# Requirements
Pull out every line of the data below word for word, omitting the pictures from your answer.

# Data provided
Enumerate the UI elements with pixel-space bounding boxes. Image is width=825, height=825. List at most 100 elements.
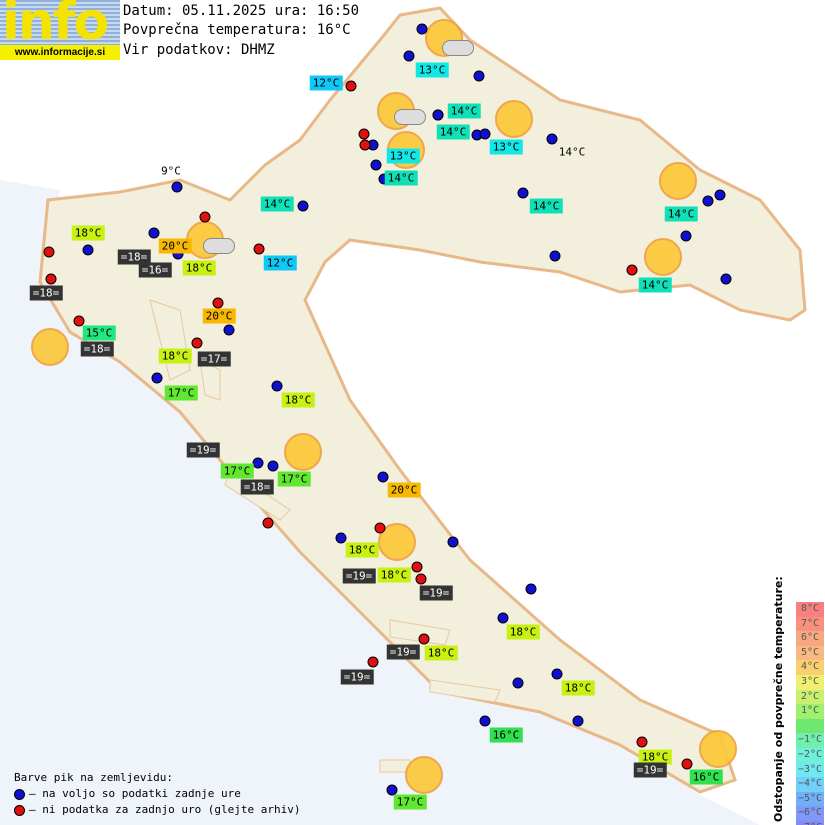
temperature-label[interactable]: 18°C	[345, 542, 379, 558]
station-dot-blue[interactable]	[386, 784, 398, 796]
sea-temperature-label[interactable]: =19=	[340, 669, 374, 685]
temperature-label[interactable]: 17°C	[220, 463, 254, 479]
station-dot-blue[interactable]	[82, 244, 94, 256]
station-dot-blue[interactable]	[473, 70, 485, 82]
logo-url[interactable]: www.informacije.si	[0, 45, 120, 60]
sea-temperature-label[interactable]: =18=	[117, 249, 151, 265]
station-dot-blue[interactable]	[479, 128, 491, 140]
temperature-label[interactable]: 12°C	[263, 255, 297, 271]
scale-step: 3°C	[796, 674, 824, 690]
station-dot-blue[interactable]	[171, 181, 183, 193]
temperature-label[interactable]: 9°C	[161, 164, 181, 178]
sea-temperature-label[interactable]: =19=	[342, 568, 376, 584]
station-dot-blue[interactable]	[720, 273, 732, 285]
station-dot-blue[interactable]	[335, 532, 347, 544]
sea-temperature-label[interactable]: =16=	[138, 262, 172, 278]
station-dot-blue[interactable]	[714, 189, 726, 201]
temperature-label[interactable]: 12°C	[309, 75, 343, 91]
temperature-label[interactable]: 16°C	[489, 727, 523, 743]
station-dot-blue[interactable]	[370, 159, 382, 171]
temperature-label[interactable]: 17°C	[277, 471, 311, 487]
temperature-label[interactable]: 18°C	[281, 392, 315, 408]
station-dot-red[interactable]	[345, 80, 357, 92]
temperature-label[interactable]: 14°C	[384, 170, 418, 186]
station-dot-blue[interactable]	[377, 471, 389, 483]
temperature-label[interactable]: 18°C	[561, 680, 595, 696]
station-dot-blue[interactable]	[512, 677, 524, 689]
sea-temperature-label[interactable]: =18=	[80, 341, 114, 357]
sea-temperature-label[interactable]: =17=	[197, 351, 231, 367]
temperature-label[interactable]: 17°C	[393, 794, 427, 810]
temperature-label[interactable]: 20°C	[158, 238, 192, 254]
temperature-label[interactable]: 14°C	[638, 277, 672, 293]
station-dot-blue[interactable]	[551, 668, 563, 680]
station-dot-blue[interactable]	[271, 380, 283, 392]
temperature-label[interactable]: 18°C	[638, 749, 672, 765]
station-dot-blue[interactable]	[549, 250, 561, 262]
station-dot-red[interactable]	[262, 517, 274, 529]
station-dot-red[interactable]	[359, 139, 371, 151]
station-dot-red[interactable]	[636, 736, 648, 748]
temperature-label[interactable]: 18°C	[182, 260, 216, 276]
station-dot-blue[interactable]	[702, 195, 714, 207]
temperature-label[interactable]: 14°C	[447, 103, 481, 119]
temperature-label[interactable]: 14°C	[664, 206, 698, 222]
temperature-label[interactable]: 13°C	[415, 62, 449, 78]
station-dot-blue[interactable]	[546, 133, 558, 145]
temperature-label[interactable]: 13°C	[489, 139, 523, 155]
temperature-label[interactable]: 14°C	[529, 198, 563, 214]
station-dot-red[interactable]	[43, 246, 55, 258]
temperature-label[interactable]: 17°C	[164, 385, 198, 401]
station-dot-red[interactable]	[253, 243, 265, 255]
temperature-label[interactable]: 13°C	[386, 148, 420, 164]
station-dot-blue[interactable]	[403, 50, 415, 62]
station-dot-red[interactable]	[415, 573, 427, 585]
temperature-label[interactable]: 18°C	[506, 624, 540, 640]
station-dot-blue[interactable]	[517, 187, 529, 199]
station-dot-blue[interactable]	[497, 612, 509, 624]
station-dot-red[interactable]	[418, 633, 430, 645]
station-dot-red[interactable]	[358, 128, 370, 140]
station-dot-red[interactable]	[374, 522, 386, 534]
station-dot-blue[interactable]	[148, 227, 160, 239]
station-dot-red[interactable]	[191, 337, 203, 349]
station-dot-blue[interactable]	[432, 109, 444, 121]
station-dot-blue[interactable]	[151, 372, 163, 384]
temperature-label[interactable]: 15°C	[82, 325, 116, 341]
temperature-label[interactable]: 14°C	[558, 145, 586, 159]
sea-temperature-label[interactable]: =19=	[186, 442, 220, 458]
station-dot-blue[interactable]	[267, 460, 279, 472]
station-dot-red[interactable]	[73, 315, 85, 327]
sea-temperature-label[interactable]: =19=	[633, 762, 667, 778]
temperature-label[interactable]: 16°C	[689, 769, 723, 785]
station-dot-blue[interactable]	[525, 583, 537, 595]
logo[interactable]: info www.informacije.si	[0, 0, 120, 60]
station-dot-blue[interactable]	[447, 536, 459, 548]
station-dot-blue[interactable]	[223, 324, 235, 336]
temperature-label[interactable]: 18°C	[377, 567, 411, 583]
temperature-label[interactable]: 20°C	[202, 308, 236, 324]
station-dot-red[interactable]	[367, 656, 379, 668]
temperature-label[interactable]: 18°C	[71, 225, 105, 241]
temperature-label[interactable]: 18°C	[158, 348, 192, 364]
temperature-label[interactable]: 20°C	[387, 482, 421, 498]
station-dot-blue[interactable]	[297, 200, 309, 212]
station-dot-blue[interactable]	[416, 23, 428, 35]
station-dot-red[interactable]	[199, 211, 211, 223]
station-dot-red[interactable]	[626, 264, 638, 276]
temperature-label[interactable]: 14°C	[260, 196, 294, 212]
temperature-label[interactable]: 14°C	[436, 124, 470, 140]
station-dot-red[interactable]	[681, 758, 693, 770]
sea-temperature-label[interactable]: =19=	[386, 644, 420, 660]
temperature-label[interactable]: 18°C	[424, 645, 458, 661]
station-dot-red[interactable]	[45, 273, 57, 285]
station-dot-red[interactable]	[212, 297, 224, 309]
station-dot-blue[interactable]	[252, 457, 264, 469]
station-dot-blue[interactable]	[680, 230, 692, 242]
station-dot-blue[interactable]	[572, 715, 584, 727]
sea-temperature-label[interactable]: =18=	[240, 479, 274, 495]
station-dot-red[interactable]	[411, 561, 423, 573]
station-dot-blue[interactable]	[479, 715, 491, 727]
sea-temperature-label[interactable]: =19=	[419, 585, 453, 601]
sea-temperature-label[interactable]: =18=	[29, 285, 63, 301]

# Written response
Enumerate the UI elements with pixel-space bounding boxes. Image is width=825, height=825. List at most 100 elements.
temperature-label[interactable]: 18°C	[345, 542, 379, 558]
station-dot-blue[interactable]	[386, 784, 398, 796]
sea-temperature-label[interactable]: =19=	[340, 669, 374, 685]
temperature-label[interactable]: 17°C	[220, 463, 254, 479]
station-dot-blue[interactable]	[82, 244, 94, 256]
station-dot-blue[interactable]	[473, 70, 485, 82]
logo-url[interactable]: www.informacije.si	[0, 45, 120, 60]
sea-temperature-label[interactable]: =18=	[117, 249, 151, 265]
station-dot-blue[interactable]	[479, 128, 491, 140]
temperature-label[interactable]: 12°C	[263, 255, 297, 271]
scale-step: 3°C	[796, 674, 824, 690]
station-dot-blue[interactable]	[171, 181, 183, 193]
temperature-label[interactable]: 9°C	[161, 164, 181, 178]
sea-temperature-label[interactable]: =19=	[342, 568, 376, 584]
station-dot-blue[interactable]	[720, 273, 732, 285]
station-dot-blue[interactable]	[335, 532, 347, 544]
sea-temperature-label[interactable]: =16=	[138, 262, 172, 278]
station-dot-blue[interactable]	[714, 189, 726, 201]
temperature-label[interactable]: 12°C	[309, 75, 343, 91]
temperature-label[interactable]: 16°C	[489, 727, 523, 743]
station-dot-blue[interactable]	[370, 159, 382, 171]
temperature-label[interactable]: 17°C	[277, 471, 311, 487]
temperature-label[interactable]: 18°C	[281, 392, 315, 408]
station-dot-red[interactable]	[345, 80, 357, 92]
temperature-label[interactable]: 14°C	[384, 170, 418, 186]
station-dot-blue[interactable]	[377, 471, 389, 483]
temperature-label[interactable]: 18°C	[561, 680, 595, 696]
station-dot-blue[interactable]	[512, 677, 524, 689]
sea-temperature-label[interactable]: =18=	[80, 341, 114, 357]
sea-temperature-label[interactable]: =17=	[197, 351, 231, 367]
temperature-label[interactable]: 17°C	[393, 794, 427, 810]
temperature-label[interactable]: 20°C	[158, 238, 192, 254]
temperature-label[interactable]: 14°C	[638, 277, 672, 293]
station-dot-blue[interactable]	[551, 668, 563, 680]
station-dot-blue[interactable]	[271, 380, 283, 392]
temperature-label[interactable]: 18°C	[638, 749, 672, 765]
station-dot-blue[interactable]	[549, 250, 561, 262]
station-dot-red[interactable]	[262, 517, 274, 529]
station-dot-red[interactable]	[359, 139, 371, 151]
station-dot-red[interactable]	[636, 736, 648, 748]
temperature-label[interactable]: 18°C	[182, 260, 216, 276]
station-dot-blue[interactable]	[702, 195, 714, 207]
temperature-label[interactable]: 14°C	[447, 103, 481, 119]
temperature-label[interactable]: 14°C	[664, 206, 698, 222]
temperature-label[interactable]: 13°C	[415, 62, 449, 78]
station-dot-blue[interactable]	[546, 133, 558, 145]
temperature-label[interactable]: 13°C	[489, 139, 523, 155]
temperature-label[interactable]: 14°C	[529, 198, 563, 214]
station-dot-red[interactable]	[43, 246, 55, 258]
temperature-label[interactable]: 17°C	[164, 385, 198, 401]
station-dot-red[interactable]	[253, 243, 265, 255]
temperature-label[interactable]: 13°C	[386, 148, 420, 164]
station-dot-blue[interactable]	[403, 50, 415, 62]
station-dot-red[interactable]	[415, 573, 427, 585]
temperature-label[interactable]: 18°C	[506, 624, 540, 640]
station-dot-blue[interactable]	[517, 187, 529, 199]
station-dot-blue[interactable]	[497, 612, 509, 624]
station-dot-red[interactable]	[418, 633, 430, 645]
station-dot-red[interactable]	[358, 128, 370, 140]
station-dot-red[interactable]	[374, 522, 386, 534]
station-dot-blue[interactable]	[148, 227, 160, 239]
station-dot-red[interactable]	[191, 337, 203, 349]
station-dot-blue[interactable]	[432, 109, 444, 121]
station-dot-blue[interactable]	[151, 372, 163, 384]
temperature-label[interactable]: 15°C	[82, 325, 116, 341]
temperature-label[interactable]: 14°C	[558, 145, 586, 159]
sea-temperature-label[interactable]: =19=	[186, 442, 220, 458]
station-dot-blue[interactable]	[267, 460, 279, 472]
station-dot-red[interactable]	[73, 315, 85, 327]
sea-temperature-label[interactable]: =19=	[633, 762, 667, 778]
temperature-label[interactable]: 16°C	[689, 769, 723, 785]
station-dot-blue[interactable]	[525, 583, 537, 595]
logo[interactable]: info www.informacije.si	[0, 0, 120, 60]
station-dot-blue[interactable]	[447, 536, 459, 548]
station-dot-blue[interactable]	[223, 324, 235, 336]
temperature-label[interactable]: 18°C	[377, 567, 411, 583]
temperature-label[interactable]: 20°C	[202, 308, 236, 324]
station-dot-red[interactable]	[367, 656, 379, 668]
temperature-label[interactable]: 18°C	[71, 225, 105, 241]
temperature-label[interactable]: 18°C	[158, 348, 192, 364]
temperature-label[interactable]: 20°C	[387, 482, 421, 498]
station-dot-blue[interactable]	[297, 200, 309, 212]
station-dot-blue[interactable]	[416, 23, 428, 35]
station-dot-red[interactable]	[199, 211, 211, 223]
station-dot-red[interactable]	[626, 264, 638, 276]
temperature-label[interactable]: 14°C	[260, 196, 294, 212]
temperature-label[interactable]: 14°C	[436, 124, 470, 140]
station-dot-red[interactable]	[681, 758, 693, 770]
sea-temperature-label[interactable]: =19=	[386, 644, 420, 660]
temperature-label[interactable]: 18°C	[424, 645, 458, 661]
station-dot-red[interactable]	[45, 273, 57, 285]
station-dot-red[interactable]	[212, 297, 224, 309]
station-dot-blue[interactable]	[252, 457, 264, 469]
station-dot-blue[interactable]	[680, 230, 692, 242]
station-dot-blue[interactable]	[572, 715, 584, 727]
sea-temperature-label[interactable]: =18=	[240, 479, 274, 495]
station-dot-red[interactable]	[411, 561, 423, 573]
station-dot-blue[interactable]	[479, 715, 491, 727]
sea-temperature-label[interactable]: =19=	[419, 585, 453, 601]
sea-temperature-label[interactable]: =18=	[29, 285, 63, 301]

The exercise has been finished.